#### Given instruction 1:
Lay out the records from their first line through the line containing "- Text: 5: 5: [654, 483, 665, 498]", both ends included, as a Markdown table with columns n and Line. Give each line its row number and leave out blank lines.

#### Text shown:
★ ★ ★

Drake: text_drake_graph()?

Created on 21 Apr 2019  路  10Comments  路  Source: ropensci/drake

Prework

Problem

  • In the dependency graph visualizations, rendering times can get quite long, especially for vis_drake_graph() and sankey_drake_graph().
  • It is difficult to see node labels if the graph is too busy. The default behavior of drake_ggraph() is just to give up and hide the text.

A retro idea

What if we just print the node names to the terminal in a nice graphical layout? As of #846, drake_graph_info()$nodes has x and y coordinates.

library(drake)
library(txtplot)

data <- function(...) {123}
munge <- function(...) {123}
plan <- drake_plan(
  x = data(),
  y = target(munge(x, i), transform = map(i = !!seq_len(100))),
  z = target(y, transform = combine(y))
)

make(plan, verbose = 0L)
config <- drake_config(plan)
nodes <- drake_graph_info(config)$nodes
txtplot(x = nodes$x, y = nodes$y, pch = nodes$id)
#>      +-+------------+-----------+-----------+-----------+--+
#>    1 +                                  y_4L                  +
#>      |                                  y_61L                  |
#>      |                                  y_55L                  |
#>  0.5 +                                  y_76L                  +
#>      | data                                y_100L                  |
#>      |                                  y_72L                  |
#>    0 +                  x               y_48L               z  +
#>      |                                  y_75L                  |
#> -0.5 + munge                                y_65L                  +
#>      |                                  y_5L                  |
#>      |                                  y_14L                  |
#>   -1 +                                  y_77L                  +
#>      +-+------------+-----------+-----------+-----------+--+
#>       -1          -0.5          0          0.5          1

Created on 2019-04-21 by the reprex package (v0.2.1)

We can even add color to the points, although fansi-powered HTML reprexes do not seem to fully render on GitHub. Here is one without node text.

options(crayon.enabled = TRUE)
old.hooks <- fansi::set_knit_hooks(knitr::knit_hooks)
#> <STYLE type='text/css' scoped>
#> PRE.fansi SPAN {padding-top: .25em; padding-bottom: .25em};
#> </STYLE>

library(crayon)
library(drake)
library(txtplot)

data <- function(...) {123}
munge <- function(...) {123}
plan <- drake_plan(
  x = data(),
  y = target(munge(x, i), transform = map(i = !!seq_len(100))),
  z = target(y, transform = combine(y))

★ ★ ★

#### Dataset content:
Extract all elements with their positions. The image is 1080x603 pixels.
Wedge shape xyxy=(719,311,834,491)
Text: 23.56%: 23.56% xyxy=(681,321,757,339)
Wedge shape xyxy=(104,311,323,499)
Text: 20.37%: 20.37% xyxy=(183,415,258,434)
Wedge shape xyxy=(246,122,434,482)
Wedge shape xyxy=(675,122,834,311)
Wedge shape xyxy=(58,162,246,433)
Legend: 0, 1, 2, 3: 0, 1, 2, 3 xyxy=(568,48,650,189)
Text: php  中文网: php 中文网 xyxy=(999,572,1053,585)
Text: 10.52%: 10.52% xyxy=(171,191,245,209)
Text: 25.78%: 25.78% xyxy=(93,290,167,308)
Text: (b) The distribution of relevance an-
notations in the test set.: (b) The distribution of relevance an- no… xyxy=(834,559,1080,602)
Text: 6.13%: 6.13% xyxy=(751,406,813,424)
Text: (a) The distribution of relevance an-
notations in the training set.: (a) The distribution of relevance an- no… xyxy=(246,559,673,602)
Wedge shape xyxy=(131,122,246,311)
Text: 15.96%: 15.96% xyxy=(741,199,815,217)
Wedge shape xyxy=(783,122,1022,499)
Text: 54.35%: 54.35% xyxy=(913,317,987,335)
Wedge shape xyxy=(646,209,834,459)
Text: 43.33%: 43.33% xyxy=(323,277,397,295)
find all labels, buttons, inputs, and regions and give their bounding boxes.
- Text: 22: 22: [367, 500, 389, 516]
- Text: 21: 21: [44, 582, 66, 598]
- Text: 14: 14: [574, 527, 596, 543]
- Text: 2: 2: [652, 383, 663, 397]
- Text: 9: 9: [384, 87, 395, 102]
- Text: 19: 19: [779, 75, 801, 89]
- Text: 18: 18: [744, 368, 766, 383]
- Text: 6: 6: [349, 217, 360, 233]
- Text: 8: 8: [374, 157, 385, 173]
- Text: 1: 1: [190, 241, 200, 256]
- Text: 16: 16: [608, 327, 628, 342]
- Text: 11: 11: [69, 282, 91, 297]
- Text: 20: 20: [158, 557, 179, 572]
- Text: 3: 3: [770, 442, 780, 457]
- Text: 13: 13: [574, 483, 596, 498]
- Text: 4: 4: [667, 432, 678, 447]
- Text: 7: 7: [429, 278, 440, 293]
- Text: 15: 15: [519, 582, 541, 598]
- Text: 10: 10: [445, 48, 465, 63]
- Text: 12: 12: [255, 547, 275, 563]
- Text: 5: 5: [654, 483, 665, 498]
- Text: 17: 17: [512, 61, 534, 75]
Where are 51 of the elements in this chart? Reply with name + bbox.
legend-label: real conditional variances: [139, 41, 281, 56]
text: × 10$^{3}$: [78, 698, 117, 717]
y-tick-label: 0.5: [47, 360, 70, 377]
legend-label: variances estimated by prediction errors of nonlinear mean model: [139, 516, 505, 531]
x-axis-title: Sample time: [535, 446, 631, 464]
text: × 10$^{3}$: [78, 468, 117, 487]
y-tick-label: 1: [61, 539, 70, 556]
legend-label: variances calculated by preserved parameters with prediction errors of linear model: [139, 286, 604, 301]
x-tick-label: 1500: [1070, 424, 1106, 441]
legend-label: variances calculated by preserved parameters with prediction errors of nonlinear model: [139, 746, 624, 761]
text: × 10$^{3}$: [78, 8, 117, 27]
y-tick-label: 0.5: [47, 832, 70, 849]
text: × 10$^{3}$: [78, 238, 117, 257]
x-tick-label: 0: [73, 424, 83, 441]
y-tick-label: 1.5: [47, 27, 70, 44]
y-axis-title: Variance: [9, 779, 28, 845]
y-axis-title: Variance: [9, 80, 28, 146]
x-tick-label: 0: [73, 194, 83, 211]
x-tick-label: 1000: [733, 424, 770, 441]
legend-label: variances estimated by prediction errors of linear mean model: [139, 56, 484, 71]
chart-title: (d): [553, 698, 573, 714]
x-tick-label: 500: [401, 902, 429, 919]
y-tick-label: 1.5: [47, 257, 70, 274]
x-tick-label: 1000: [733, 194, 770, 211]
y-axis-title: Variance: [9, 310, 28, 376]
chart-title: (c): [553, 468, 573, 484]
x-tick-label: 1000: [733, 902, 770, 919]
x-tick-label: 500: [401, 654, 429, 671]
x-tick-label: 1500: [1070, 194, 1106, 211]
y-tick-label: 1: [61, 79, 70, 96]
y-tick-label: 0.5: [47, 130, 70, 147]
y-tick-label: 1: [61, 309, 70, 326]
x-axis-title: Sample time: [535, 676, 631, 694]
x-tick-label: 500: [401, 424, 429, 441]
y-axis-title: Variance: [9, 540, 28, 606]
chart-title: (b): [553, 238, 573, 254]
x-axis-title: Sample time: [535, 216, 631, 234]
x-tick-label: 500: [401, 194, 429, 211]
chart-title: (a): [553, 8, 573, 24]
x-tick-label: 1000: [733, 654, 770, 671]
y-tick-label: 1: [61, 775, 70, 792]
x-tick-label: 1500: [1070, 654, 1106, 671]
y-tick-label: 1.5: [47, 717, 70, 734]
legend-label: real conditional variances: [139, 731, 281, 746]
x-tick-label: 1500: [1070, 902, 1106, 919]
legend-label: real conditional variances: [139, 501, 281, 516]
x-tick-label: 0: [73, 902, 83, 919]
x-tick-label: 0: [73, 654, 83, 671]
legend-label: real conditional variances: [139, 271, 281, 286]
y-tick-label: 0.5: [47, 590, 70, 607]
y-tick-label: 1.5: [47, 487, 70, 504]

★ ★ ★

#### Given instruction 2:
Pick up the thread about a text version of the drake graph where it stops, and go on from there.

#### Response 1:
| n | Line |
|---|---|
| 1 | Extract all elements with their positions. The image is 1080x603 pixels. |
| 2 | Wedge shape xyxy=(719,311,834,491) |
| 3 | Text: 23.56%: 23.56% xyxy=(681,321,757,339) |
| 4 | Wedge shape xyxy=(104,311,323,499) |
| 5 | Text: 20.37%: 20.37% xyxy=(183,415,258,434) |
| 6 | Wedge shape xyxy=(246,122,434,482) |
| 7 | Wedge shape xyxy=(675,122,834,311) |
| 8 | Wedge shape xyxy=(58,162,246,433) |
| 9 | Legend: 0, 1, 2, 3: 0, 1, 2, 3 xyxy=(568,48,650,189) |
| 10 | Text: php  中文网: php 中文网 xyxy=(999,572,1053,585) |
| 11 | Text: 10.52%: 10.52% xyxy=(171,191,245,209) |
| 12 | Text: 25.78%: 25.78% xyxy=(93,290,167,308) |
| 13 | Text: (b) The distribution of relevance an- |
| 14 | notations in the test set.: (b) The distribution of relevance an- no… xyxy=(834,559,1080,602) |
| 15 | Text: 6.13%: 6.13% xyxy=(751,406,813,424) |
| 16 | Text: (a) The distribution of relevance an- |
| 17 | notations in the training set.: (a) The distribution of relevance an- no… xyxy=(246,559,673,602) |
| 18 | Wedge shape xyxy=(131,122,246,311) |
| 19 | Text: 15.96%: 15.96% xyxy=(741,199,815,217) |
| 20 | Wedge shape xyxy=(783,122,1022,499) |
| 21 | Text: 54.35%: 54.35% xyxy=(913,317,987,335) |
| 22 | Wedge shape xyxy=(646,209,834,459) |
| 23 | Text: 43.33%: 43.33% xyxy=(323,277,397,295) |
| 24 | find all labels, buttons, inputs, and regions and give their bounding boxes. |
| 25 | - Text: 22: 22: [367, 500, 389, 516] |
| 26 | - Text: 21: 21: [44, 582, 66, 598] |
| 27 | - Text: 14: 14: [574, 527, 596, 543] |
| 28 | - Text: 2: 2: [652, 383, 663, 397] |
| 29 | - Text: 9: 9: [384, 87, 395, 102] |
| 30 | - Text: 19: 19: [779, 75, 801, 89] |
| 31 | - Text: 18: 18: [744, 368, 766, 383] |
| 32 | - Text: 6: 6: [349, 217, 360, 233] |
| 33 | - Text: 8: 8: [374, 157, 385, 173] |
| 34 | - Text: 1: 1: [190, 241, 200, 256] |
| 35 | - Text: 16: 16: [608, 327, 628, 342] |
| 36 | - Text: 11: 11: [69, 282, 91, 297] |
| 37 | - Text: 20: 20: [158, 557, 179, 572] |
| 38 | - Text: 3: 3: [770, 442, 780, 457] |
| 39 | - Text: 13: 13: [574, 483, 596, 498] |
| 40 | - Text: 4: 4: [667, 432, 678, 447] |
| 41 | - Text: 7: 7: [429, 278, 440, 293] |
| 42 | - Text: 15: 15: [519, 582, 541, 598] |
| 43 | - Text: 10: 10: [445, 48, 465, 63] |
| 44 | - Text: 12: 12: [255, 547, 275, 563] |
| 45 | - Text: 5: 5: [654, 483, 665, 498] |

#### Response 2:
)

make(plan, verbose = 0L)
config <- drake_config(plan)
nodes <- drake_graph_info(config)$nodes
nodes$id <- paste0(nodes$id)
nodes$pch <- purrr::map2_chr(
  .x = nodes$id,
  .y = nodes$color,
  function(id, color) {
    id <- substr(x = id, start = 0, stop = 1)
    crayon::make_style(color, bg = TRUE)(" ")
  }
)

txtplot(x = nodes$x, y = nodes$y, pch = nodes$pch)

Screenshot_20190421_082712

Snag

txtplot() seems to struggle when pch is more than one character. If we do need to manually replicate txtplot() to work around this limitation, I hope we can keep the code base reasonably small.

cc'ing the most active contributors to cowsay: @sckott, @aedobbyn, @ateucher.

visualization new feature

Most helpful comment

Implemented. We now have text_drake_graph().

All 10 comments

Admittedly, cowsay itself is only vaguely related, but maybe I can learn a thing or two about text-based terminal graphics.

@aedobbyn is the color guru - so she'll know best on that front. Anything in particular cowsay learnings can help here? If you're including any special characters that could cause an issue across platforms, but if all straight up ascii should be fine across platforms

Very cool idea!

I see what you mean about txtplot() struggling when pch is more than one character. Things get out of alignment when they're preceded by text in the same row. May not be too hard to fix by digging into txtplot? Not sure though.

Same example as above, replacing your " " after crayon::make_style with "foo":

options(crayon.enabled = TRUE)
old.hooks <- fansi::set_knit_hooks(knitr::knit_hooks)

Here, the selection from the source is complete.